▼

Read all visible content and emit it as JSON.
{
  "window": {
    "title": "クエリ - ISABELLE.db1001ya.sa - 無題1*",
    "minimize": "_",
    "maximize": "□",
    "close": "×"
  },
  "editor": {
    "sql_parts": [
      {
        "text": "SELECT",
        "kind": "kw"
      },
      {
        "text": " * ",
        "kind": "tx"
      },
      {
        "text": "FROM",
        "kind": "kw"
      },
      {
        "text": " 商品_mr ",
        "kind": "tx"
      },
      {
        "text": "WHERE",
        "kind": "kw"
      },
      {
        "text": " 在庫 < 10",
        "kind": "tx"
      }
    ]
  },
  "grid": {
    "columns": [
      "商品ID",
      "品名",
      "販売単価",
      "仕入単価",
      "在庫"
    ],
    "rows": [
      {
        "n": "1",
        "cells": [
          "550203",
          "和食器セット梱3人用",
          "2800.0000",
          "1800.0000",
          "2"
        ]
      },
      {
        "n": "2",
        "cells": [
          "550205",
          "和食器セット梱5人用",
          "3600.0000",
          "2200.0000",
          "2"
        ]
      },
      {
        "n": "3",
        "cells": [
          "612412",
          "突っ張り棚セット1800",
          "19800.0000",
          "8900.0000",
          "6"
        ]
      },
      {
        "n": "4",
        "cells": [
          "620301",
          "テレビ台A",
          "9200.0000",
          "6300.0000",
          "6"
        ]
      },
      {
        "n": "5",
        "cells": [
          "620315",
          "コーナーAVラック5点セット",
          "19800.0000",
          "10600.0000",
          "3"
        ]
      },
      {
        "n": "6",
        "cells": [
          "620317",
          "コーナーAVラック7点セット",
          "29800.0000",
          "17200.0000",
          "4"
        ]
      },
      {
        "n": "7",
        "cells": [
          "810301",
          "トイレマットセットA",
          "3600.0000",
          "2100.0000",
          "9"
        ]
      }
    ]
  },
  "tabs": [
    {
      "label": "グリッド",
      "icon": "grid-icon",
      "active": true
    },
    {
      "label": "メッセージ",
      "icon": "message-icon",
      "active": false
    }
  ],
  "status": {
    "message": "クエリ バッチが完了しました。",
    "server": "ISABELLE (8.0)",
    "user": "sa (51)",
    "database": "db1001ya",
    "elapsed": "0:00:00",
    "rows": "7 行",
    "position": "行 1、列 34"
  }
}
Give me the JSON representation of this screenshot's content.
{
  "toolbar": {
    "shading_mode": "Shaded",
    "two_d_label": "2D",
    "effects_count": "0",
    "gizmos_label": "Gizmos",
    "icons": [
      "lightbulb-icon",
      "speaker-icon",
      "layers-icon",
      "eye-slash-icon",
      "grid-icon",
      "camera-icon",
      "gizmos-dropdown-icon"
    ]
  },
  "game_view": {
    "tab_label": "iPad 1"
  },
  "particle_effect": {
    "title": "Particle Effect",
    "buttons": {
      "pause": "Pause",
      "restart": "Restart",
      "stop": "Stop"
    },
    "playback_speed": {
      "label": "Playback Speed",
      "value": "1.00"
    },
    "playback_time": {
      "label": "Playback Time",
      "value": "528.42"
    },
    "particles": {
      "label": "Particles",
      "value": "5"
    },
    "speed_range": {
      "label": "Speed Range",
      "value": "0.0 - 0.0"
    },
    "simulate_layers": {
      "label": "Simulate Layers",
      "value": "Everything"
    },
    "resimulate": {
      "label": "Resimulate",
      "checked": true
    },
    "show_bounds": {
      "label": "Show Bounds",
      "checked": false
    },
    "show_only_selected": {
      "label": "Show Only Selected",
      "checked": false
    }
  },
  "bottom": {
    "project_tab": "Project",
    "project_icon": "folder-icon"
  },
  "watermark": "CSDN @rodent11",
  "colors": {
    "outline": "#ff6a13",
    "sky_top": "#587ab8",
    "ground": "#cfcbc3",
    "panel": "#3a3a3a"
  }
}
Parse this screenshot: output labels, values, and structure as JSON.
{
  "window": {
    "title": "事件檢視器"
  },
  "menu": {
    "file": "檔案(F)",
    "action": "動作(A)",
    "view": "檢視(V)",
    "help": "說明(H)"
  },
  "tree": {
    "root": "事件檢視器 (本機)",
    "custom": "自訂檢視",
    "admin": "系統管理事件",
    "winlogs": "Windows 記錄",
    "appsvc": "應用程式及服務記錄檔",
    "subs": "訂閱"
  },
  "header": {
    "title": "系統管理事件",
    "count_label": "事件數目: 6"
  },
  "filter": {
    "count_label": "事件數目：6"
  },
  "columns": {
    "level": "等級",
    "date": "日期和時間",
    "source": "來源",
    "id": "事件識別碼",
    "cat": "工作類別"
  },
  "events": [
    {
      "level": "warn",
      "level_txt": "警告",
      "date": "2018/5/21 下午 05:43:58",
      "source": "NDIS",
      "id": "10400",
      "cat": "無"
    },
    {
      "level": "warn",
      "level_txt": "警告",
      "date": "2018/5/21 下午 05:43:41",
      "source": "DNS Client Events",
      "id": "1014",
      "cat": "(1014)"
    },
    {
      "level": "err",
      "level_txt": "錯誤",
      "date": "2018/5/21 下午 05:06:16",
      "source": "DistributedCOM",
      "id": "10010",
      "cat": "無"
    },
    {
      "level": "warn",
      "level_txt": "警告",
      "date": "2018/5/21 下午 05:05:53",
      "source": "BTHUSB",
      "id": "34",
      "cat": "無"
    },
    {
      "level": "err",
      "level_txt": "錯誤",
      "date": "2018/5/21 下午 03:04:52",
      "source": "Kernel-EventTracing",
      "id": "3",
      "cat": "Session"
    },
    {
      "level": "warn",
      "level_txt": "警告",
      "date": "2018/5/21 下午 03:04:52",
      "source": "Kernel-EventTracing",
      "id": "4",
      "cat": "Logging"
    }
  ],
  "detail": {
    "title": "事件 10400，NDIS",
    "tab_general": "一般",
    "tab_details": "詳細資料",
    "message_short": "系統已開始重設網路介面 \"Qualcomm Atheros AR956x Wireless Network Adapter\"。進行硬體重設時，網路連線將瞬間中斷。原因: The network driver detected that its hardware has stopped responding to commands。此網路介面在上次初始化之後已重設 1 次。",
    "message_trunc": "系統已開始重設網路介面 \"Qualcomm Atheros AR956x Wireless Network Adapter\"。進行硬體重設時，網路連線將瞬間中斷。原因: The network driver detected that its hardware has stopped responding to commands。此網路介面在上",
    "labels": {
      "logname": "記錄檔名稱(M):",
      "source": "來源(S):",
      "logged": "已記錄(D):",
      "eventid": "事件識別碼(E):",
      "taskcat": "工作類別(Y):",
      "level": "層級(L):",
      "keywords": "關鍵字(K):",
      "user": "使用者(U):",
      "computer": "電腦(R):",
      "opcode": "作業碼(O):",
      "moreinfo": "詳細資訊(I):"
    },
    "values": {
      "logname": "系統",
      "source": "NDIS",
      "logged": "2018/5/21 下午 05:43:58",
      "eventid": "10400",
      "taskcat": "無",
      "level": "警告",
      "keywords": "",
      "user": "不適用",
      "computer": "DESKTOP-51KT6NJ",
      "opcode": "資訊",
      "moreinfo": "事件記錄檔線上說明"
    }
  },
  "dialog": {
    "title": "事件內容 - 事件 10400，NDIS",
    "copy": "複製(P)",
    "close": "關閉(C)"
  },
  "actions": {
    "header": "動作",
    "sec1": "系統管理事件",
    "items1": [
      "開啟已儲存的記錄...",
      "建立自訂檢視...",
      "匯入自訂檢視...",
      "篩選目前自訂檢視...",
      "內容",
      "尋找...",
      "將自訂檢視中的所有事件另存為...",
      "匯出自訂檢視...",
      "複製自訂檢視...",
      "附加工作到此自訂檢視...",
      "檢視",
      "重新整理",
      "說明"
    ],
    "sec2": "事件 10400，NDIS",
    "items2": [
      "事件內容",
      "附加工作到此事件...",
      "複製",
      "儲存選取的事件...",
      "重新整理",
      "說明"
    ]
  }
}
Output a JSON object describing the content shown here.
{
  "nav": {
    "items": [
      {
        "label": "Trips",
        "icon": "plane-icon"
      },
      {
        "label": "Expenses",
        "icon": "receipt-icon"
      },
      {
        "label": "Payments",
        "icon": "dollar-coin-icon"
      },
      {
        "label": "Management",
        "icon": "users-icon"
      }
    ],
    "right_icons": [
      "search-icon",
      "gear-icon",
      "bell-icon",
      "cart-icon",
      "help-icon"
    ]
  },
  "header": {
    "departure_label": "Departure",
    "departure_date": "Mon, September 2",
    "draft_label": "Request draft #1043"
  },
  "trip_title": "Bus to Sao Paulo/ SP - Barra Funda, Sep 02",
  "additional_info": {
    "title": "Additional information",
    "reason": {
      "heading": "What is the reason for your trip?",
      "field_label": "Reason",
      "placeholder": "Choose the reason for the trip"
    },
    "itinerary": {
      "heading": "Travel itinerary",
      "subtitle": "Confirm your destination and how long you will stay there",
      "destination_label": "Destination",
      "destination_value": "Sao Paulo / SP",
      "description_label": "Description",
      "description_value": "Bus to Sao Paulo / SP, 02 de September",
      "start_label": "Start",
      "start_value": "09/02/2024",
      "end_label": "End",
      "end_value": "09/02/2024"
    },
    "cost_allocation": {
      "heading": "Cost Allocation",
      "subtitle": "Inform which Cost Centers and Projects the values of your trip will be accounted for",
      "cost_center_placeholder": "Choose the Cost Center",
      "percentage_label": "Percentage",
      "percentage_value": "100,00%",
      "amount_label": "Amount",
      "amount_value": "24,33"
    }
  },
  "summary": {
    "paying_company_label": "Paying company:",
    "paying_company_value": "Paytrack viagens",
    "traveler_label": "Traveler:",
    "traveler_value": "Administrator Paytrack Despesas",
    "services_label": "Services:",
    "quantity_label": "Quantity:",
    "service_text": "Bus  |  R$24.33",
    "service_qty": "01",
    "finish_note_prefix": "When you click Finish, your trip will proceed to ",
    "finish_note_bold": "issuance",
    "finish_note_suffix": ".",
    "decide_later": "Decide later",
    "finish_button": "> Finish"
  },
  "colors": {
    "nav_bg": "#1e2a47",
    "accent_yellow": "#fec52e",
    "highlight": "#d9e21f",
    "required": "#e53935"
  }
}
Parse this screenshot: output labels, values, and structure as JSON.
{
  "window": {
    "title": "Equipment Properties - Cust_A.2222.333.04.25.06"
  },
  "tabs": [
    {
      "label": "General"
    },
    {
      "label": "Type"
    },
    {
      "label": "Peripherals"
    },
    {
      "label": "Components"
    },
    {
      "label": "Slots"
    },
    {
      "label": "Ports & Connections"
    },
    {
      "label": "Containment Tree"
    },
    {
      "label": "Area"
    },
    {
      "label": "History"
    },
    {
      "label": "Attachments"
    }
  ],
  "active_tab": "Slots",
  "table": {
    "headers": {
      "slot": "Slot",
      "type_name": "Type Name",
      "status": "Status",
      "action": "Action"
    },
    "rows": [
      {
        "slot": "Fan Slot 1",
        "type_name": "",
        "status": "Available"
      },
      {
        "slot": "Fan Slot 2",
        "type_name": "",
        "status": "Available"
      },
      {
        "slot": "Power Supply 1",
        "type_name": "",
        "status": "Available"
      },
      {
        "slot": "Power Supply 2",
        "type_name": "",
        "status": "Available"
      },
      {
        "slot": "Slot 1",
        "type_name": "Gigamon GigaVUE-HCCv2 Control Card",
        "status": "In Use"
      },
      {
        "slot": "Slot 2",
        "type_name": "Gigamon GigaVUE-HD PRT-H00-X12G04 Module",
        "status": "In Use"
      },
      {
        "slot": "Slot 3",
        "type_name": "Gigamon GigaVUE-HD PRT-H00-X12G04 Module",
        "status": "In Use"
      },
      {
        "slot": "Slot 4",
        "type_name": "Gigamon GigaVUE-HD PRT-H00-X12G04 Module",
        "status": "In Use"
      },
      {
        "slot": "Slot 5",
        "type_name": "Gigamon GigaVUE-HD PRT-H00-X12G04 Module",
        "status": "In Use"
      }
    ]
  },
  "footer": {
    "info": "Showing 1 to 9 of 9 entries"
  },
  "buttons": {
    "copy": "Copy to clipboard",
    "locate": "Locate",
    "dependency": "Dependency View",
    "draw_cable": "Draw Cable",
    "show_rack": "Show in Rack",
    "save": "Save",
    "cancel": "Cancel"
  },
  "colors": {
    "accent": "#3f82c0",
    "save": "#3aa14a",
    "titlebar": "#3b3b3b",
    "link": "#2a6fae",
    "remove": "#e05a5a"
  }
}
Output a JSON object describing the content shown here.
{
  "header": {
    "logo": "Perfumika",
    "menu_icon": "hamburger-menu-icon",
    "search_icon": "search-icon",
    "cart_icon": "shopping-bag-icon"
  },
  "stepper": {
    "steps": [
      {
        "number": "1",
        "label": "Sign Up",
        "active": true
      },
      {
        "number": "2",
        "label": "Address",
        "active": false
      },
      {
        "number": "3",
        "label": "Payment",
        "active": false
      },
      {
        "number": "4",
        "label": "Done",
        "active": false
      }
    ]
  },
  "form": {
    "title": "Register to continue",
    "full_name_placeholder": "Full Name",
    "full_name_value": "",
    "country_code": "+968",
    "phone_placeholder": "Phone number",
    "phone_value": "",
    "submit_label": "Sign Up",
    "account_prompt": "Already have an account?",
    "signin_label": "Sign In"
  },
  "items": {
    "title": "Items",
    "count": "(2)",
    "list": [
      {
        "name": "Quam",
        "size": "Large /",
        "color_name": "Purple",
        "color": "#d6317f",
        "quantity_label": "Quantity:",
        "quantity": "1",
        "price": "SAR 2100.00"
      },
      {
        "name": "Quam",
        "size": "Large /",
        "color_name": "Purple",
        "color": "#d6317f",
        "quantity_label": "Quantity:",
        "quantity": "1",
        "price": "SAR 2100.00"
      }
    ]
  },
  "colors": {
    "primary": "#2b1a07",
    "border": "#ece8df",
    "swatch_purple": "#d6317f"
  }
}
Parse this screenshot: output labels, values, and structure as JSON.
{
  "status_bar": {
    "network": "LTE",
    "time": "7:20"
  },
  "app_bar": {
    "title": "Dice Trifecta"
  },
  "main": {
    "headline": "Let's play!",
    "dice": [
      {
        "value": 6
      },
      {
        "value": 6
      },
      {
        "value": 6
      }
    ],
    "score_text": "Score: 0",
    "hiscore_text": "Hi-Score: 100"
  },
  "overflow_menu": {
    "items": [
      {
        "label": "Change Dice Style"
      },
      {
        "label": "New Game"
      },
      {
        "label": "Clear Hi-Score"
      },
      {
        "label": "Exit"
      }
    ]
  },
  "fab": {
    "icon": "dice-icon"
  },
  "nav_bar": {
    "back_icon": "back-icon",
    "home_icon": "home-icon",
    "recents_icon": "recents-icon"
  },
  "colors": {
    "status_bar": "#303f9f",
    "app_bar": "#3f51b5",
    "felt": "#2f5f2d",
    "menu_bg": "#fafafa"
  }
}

▲

### REQUEST
Find every line of the data that holds the string "Atheros", then say how many there are and nothing else.

### SOLUTION TO THIS TASK
2